Data records
···
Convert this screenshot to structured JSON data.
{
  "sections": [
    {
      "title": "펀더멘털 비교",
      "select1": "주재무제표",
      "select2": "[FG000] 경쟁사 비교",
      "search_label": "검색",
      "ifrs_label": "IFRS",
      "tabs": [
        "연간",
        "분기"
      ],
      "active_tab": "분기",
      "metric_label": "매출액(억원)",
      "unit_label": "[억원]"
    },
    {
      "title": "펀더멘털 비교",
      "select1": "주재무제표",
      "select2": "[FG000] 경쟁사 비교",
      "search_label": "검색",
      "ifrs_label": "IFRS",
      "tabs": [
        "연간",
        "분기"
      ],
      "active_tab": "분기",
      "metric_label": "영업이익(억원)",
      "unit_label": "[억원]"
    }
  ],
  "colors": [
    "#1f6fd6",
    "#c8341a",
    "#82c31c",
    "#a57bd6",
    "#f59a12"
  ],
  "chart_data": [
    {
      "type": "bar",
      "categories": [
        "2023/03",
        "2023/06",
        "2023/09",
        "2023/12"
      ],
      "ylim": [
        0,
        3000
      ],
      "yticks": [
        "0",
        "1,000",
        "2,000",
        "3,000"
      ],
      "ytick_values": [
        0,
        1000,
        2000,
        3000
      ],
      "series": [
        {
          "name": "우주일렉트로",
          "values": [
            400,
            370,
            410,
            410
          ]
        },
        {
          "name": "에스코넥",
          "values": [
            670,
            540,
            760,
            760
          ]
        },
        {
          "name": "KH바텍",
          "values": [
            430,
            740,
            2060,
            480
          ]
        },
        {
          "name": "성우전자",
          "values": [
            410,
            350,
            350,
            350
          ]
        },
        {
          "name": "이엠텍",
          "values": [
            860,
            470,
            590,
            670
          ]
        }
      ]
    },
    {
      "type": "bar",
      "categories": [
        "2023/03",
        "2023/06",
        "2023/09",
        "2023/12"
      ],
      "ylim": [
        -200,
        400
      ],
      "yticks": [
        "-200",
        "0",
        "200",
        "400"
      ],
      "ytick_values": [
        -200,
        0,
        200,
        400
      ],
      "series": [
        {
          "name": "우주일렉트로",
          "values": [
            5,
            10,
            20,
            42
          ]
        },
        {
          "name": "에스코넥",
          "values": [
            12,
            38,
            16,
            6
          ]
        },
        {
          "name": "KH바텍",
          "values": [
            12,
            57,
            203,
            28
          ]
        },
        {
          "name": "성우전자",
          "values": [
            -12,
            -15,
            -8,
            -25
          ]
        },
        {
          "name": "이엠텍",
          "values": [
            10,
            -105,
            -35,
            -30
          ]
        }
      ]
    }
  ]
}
···
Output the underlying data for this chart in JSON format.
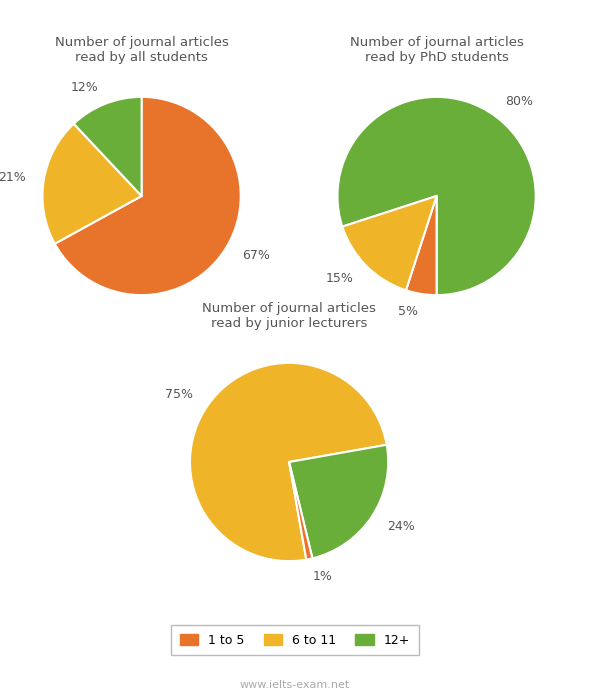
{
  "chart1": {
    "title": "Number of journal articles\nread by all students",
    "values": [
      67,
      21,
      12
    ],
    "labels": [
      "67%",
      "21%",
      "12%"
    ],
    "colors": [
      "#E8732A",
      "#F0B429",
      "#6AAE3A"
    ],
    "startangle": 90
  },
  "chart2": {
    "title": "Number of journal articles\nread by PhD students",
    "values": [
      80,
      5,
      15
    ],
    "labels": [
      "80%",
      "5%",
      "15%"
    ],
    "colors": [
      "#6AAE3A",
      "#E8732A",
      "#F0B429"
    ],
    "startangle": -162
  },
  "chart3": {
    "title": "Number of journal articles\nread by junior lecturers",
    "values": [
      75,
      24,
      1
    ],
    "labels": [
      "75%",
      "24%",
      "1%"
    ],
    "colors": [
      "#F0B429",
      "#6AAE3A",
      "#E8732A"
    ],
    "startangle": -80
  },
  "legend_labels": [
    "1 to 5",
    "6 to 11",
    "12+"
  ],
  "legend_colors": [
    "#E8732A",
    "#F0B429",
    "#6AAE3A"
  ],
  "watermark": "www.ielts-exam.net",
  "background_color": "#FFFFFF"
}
···
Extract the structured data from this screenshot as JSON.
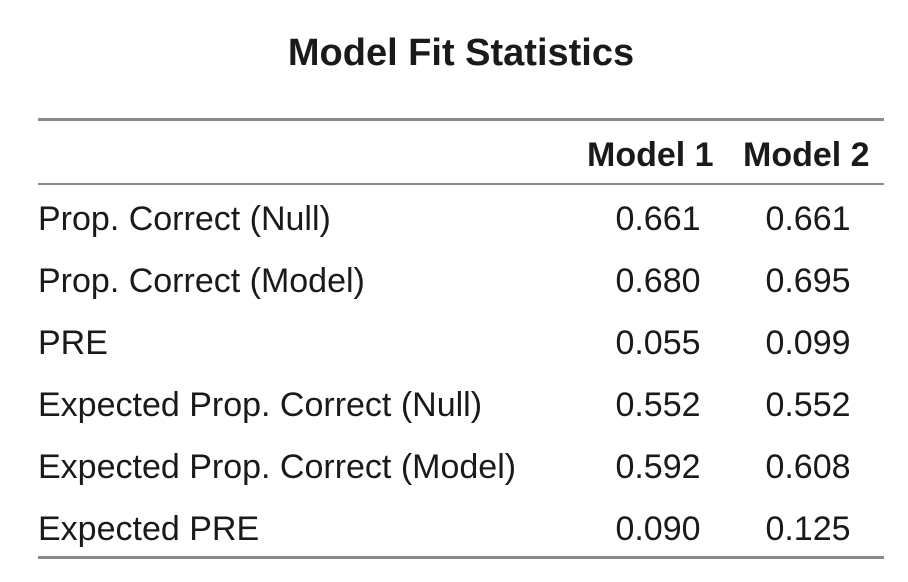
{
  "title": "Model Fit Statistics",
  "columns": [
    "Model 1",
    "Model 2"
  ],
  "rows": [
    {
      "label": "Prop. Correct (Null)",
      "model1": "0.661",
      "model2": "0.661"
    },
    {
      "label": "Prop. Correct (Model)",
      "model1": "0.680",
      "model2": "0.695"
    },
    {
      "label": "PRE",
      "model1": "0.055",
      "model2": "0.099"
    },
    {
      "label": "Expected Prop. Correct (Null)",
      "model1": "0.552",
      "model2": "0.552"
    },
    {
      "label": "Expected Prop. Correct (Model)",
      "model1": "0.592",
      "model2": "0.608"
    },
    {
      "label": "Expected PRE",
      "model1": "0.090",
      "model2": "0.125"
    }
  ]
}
···
Required work
Collect the lines of the data that carry the word "Null".

Completed task
      "label": "Prop. Correct (Null)",
      "label": "Expected Prop. Correct (Null)",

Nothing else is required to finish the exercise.